Required task: Reproduce the material below verbatim. Begin with its first line and stop after the line that contains "panel-frame [200, 754, 960, 911]", including both of those lines.

Entries shown:
★ ★ ★ ★ ★

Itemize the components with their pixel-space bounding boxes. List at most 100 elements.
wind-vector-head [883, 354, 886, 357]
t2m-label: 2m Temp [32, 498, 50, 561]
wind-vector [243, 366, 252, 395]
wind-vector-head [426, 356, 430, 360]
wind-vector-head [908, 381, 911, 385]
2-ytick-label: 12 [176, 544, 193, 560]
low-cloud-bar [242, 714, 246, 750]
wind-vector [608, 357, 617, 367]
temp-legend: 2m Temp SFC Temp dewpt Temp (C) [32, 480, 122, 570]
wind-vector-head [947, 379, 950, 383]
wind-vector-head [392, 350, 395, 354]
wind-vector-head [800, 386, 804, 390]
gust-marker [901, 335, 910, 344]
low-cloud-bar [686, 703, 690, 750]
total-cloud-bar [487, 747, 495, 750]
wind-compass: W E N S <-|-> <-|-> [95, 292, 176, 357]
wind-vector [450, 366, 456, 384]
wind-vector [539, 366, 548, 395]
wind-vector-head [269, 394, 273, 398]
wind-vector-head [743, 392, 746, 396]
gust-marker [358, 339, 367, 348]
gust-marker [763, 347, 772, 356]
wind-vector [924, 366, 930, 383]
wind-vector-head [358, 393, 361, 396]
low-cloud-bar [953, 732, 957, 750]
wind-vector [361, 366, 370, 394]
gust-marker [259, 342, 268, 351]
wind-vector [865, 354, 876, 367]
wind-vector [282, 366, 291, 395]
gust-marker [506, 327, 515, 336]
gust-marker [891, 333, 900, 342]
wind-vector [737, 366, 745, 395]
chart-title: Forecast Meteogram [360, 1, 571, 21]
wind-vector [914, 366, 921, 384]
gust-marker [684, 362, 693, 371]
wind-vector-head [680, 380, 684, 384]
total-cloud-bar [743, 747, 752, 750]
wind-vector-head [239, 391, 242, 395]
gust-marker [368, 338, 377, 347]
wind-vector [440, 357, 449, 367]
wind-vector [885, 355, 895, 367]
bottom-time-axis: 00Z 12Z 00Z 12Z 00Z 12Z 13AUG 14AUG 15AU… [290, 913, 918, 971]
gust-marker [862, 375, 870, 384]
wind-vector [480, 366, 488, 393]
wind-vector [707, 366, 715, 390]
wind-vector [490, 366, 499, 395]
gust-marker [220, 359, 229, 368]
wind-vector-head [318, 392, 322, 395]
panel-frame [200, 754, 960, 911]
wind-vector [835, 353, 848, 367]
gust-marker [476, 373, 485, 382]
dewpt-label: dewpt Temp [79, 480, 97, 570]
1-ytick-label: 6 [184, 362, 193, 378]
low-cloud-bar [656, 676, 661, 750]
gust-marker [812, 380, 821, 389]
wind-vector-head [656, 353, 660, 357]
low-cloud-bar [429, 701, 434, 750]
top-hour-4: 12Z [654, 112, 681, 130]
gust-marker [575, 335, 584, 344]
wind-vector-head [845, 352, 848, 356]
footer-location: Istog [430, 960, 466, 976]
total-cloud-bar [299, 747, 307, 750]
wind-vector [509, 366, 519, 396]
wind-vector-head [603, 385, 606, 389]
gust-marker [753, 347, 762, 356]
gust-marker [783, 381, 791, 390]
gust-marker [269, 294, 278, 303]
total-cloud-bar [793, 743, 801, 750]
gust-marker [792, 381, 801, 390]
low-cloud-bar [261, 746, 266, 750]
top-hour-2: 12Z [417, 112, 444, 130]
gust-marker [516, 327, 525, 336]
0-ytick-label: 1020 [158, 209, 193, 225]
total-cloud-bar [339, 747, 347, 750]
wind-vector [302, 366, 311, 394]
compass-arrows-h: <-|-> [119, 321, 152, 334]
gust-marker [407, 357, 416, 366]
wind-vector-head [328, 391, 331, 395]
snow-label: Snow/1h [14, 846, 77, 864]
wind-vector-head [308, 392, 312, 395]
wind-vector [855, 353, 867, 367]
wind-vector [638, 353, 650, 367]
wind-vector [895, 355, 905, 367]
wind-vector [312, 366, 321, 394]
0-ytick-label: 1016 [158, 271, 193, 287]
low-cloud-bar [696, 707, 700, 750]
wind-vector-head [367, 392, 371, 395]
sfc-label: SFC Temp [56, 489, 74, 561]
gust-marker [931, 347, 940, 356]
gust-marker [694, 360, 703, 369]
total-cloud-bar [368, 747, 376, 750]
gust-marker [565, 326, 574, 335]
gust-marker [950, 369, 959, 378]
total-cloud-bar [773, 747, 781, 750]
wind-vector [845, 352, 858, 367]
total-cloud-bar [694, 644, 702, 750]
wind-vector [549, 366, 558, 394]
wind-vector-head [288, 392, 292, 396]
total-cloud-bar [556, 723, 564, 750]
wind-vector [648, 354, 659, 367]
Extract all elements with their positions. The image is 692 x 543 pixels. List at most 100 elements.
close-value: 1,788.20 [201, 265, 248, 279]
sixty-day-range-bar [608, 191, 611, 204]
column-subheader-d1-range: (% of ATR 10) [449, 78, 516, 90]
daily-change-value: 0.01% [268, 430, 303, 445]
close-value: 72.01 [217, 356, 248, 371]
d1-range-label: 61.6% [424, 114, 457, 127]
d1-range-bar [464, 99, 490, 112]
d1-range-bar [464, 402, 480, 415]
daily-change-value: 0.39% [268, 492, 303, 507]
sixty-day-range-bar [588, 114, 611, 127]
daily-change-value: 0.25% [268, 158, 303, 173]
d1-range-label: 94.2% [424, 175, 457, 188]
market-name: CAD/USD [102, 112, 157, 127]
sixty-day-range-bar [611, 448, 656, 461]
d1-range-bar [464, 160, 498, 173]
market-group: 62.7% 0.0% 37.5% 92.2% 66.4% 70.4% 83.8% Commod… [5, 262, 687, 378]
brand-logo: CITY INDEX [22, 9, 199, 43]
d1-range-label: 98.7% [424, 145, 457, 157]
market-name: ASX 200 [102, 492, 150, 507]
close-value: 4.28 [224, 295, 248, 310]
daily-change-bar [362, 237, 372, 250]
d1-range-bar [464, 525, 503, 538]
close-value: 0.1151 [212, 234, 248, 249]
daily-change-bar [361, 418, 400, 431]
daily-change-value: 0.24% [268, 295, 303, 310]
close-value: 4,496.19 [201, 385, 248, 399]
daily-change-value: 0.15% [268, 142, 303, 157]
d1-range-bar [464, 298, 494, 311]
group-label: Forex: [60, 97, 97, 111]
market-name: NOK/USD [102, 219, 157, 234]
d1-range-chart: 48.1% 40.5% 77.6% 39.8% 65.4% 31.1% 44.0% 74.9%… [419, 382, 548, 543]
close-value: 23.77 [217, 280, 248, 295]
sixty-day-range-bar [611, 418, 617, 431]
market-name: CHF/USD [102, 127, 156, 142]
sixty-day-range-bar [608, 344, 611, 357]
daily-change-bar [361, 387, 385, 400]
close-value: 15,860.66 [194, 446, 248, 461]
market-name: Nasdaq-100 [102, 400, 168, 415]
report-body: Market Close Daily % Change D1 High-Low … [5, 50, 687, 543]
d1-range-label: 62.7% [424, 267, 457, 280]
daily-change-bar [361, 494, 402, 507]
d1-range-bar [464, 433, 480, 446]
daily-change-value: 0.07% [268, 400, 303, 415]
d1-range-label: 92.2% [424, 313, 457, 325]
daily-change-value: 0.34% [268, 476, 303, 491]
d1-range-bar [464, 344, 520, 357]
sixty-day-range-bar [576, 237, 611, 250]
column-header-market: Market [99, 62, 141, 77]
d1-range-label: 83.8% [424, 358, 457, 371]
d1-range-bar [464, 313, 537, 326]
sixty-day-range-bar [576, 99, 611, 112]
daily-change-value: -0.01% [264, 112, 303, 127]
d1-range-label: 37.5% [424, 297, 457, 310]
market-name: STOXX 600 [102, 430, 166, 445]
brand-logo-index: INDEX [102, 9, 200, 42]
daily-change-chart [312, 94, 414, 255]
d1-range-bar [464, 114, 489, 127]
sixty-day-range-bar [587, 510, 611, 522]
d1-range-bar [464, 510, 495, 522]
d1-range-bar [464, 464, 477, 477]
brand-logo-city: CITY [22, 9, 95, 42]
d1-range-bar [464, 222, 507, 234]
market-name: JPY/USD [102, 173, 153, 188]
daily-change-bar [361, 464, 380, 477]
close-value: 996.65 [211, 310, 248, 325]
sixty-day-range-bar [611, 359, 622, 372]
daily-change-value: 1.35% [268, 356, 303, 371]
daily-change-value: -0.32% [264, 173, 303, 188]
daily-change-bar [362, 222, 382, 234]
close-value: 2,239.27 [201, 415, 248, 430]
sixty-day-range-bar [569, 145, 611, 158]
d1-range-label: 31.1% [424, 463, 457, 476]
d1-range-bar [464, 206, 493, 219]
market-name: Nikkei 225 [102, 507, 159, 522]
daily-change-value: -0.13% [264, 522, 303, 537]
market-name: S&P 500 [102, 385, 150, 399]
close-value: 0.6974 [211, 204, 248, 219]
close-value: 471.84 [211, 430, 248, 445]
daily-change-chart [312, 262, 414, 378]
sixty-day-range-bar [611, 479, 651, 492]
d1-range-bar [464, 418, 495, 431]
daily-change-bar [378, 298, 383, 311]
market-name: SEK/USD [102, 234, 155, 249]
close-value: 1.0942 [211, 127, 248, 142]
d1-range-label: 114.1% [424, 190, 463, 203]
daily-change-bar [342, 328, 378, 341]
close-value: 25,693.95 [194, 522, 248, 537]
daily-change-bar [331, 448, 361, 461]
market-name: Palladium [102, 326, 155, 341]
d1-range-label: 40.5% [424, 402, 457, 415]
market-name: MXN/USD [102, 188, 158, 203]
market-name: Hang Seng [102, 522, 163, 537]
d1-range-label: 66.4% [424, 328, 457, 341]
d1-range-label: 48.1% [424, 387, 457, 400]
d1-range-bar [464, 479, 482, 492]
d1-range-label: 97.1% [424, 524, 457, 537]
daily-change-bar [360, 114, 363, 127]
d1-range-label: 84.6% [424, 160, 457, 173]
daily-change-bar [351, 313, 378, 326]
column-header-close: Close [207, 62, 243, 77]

★ ★ ★ ★ ★

Answer to this task:
Itemize the components with their pixel-space bounding boxes. List at most 100 elements.
wind-vector-head [883, 354, 886, 357]
t2m-label: 2m Temp [32, 498, 50, 561]
wind-vector [243, 366, 252, 395]
wind-vector-head [426, 356, 430, 360]
wind-vector-head [908, 381, 911, 385]
2-ytick-label: 12 [176, 544, 193, 560]
low-cloud-bar [242, 714, 246, 750]
wind-vector [608, 357, 617, 367]
temp-legend: 2m Temp SFC Temp dewpt Temp (C) [32, 480, 122, 570]
wind-vector-head [947, 379, 950, 383]
wind-vector-head [392, 350, 395, 354]
wind-vector-head [800, 386, 804, 390]
gust-marker [901, 335, 910, 344]
low-cloud-bar [686, 703, 690, 750]
total-cloud-bar [487, 747, 495, 750]
wind-compass: W E N S <-|-> <-|-> [95, 292, 176, 357]
wind-vector [450, 366, 456, 384]
wind-vector [539, 366, 548, 395]
wind-vector-head [269, 394, 273, 398]
wind-vector-head [743, 392, 746, 396]
gust-marker [358, 339, 367, 348]
gust-marker [763, 347, 772, 356]
wind-vector [924, 366, 930, 383]
wind-vector-head [358, 393, 361, 396]
low-cloud-bar [953, 732, 957, 750]
wind-vector [361, 366, 370, 394]
gust-marker [259, 342, 268, 351]
wind-vector [865, 354, 876, 367]
wind-vector [282, 366, 291, 395]
gust-marker [506, 327, 515, 336]
gust-marker [891, 333, 900, 342]
wind-vector [737, 366, 745, 395]
chart-title: Forecast Meteogram [360, 1, 571, 21]
wind-vector [914, 366, 921, 384]
gust-marker [684, 362, 693, 371]
wind-vector-head [680, 380, 684, 384]
total-cloud-bar [743, 747, 752, 750]
wind-vector-head [239, 391, 242, 395]
gust-marker [368, 338, 377, 347]
wind-vector [440, 357, 449, 367]
wind-vector [885, 355, 895, 367]
bottom-time-axis: 00Z 12Z 00Z 12Z 00Z 12Z 13AUG 14AUG 15AU… [290, 913, 918, 971]
gust-marker [862, 375, 870, 384]
wind-vector [480, 366, 488, 393]
wind-vector [707, 366, 715, 390]
wind-vector [490, 366, 499, 395]
gust-marker [220, 359, 229, 368]
wind-vector-head [318, 392, 322, 395]
panel-frame [200, 754, 960, 911]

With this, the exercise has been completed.